**Task instructions**
Skip the images. Copy the records exactly as written.
%%
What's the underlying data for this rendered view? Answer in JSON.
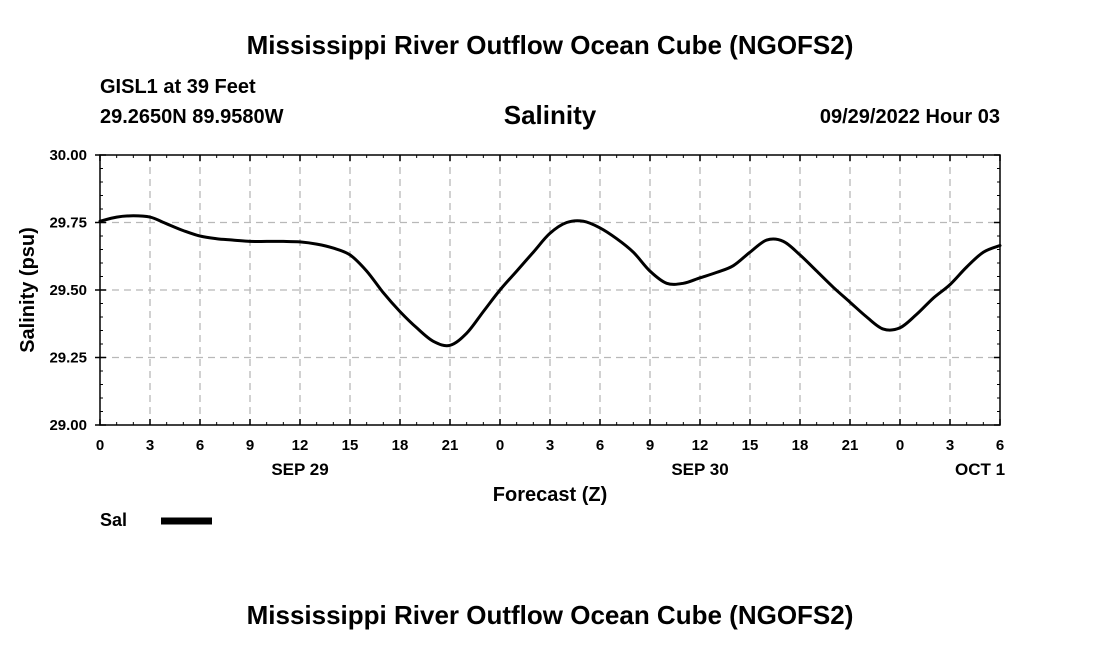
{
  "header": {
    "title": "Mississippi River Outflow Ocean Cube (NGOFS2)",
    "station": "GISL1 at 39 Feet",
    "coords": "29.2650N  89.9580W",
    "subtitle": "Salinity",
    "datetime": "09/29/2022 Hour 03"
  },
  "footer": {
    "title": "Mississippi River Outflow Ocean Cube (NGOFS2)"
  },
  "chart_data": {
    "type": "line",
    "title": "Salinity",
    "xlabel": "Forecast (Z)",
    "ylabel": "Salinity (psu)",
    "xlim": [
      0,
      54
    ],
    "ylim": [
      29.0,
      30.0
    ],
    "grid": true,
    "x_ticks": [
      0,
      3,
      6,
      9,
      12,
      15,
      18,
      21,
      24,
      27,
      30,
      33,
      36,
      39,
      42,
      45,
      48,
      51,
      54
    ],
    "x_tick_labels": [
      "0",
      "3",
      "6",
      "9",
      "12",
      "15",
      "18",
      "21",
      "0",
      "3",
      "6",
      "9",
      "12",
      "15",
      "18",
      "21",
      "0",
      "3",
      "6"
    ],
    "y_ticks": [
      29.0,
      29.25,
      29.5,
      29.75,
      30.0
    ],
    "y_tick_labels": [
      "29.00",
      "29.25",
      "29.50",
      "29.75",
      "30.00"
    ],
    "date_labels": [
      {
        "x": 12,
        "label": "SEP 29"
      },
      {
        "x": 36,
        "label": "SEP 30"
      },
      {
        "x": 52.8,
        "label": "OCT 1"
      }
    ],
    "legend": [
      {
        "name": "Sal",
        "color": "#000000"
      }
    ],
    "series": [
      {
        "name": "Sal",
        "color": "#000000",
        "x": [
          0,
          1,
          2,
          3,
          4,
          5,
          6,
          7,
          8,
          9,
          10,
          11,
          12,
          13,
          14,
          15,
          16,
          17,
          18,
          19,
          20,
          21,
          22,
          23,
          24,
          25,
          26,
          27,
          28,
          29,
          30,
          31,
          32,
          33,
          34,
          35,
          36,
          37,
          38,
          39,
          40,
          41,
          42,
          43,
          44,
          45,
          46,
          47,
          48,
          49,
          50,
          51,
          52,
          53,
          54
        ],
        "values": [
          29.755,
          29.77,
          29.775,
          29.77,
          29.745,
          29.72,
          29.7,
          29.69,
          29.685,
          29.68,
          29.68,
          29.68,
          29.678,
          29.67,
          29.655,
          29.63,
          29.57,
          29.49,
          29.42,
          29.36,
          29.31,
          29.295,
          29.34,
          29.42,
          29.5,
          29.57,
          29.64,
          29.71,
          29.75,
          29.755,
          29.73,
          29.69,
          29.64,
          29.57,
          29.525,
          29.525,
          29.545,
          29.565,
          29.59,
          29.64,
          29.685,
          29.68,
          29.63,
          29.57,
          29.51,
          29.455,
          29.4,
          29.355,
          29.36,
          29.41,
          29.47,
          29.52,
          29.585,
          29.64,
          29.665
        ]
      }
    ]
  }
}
%%
**Written reply**
What's the underlying data for this rendered view? Answer in JSON.
{
  "header": {
    "title": "Mississippi River Outflow Ocean Cube (NGOFS2)",
    "station": "GISL1 at 39 Feet",
    "coords": "29.2650N  89.9580W",
    "subtitle": "Salinity",
    "datetime": "09/29/2022 Hour 03"
  },
  "footer": {
    "title": "Mississippi River Outflow Ocean Cube (NGOFS2)"
  },
  "chart_data": {
    "type": "line",
    "title": "Salinity",
    "xlabel": "Forecast (Z)",
    "ylabel": "Salinity (psu)",
    "xlim": [
      0,
      54
    ],
    "ylim": [
      29.0,
      30.0
    ],
    "grid": true,
    "x_ticks": [
      0,
      3,
      6,
      9,
      12,
      15,
      18,
      21,
      24,
      27,
      30,
      33,
      36,
      39,
      42,
      45,
      48,
      51,
      54
    ],
    "x_tick_labels": [
      "0",
      "3",
      "6",
      "9",
      "12",
      "15",
      "18",
      "21",
      "0",
      "3",
      "6",
      "9",
      "12",
      "15",
      "18",
      "21",
      "0",
      "3",
      "6"
    ],
    "y_ticks": [
      29.0,
      29.25,
      29.5,
      29.75,
      30.0
    ],
    "y_tick_labels": [
      "29.00",
      "29.25",
      "29.50",
      "29.75",
      "30.00"
    ],
    "date_labels": [
      {
        "x": 12,
        "label": "SEP 29"
      },
      {
        "x": 36,
        "label": "SEP 30"
      },
      {
        "x": 52.8,
        "label": "OCT 1"
      }
    ],
    "legend": [
      {
        "name": "Sal",
        "color": "#000000"
      }
    ],
    "series": [
      {
        "name": "Sal",
        "color": "#000000",
        "x": [
          0,
          1,
          2,
          3,
          4,
          5,
          6,
          7,
          8,
          9,
          10,
          11,
          12,
          13,
          14,
          15,
          16,
          17,
          18,
          19,
          20,
          21,
          22,
          23,
          24,
          25,
          26,
          27,
          28,
          29,
          30,
          31,
          32,
          33,
          34,
          35,
          36,
          37,
          38,
          39,
          40,
          41,
          42,
          43,
          44,
          45,
          46,
          47,
          48,
          49,
          50,
          51,
          52,
          53,
          54
        ],
        "values": [
          29.755,
          29.77,
          29.775,
          29.77,
          29.745,
          29.72,
          29.7,
          29.69,
          29.685,
          29.68,
          29.68,
          29.68,
          29.678,
          29.67,
          29.655,
          29.63,
          29.57,
          29.49,
          29.42,
          29.36,
          29.31,
          29.295,
          29.34,
          29.42,
          29.5,
          29.57,
          29.64,
          29.71,
          29.75,
          29.755,
          29.73,
          29.69,
          29.64,
          29.57,
          29.525,
          29.525,
          29.545,
          29.565,
          29.59,
          29.64,
          29.685,
          29.68,
          29.63,
          29.57,
          29.51,
          29.455,
          29.4,
          29.355,
          29.36,
          29.41,
          29.47,
          29.52,
          29.585,
          29.64,
          29.665
        ]
      }
    ]
  }
}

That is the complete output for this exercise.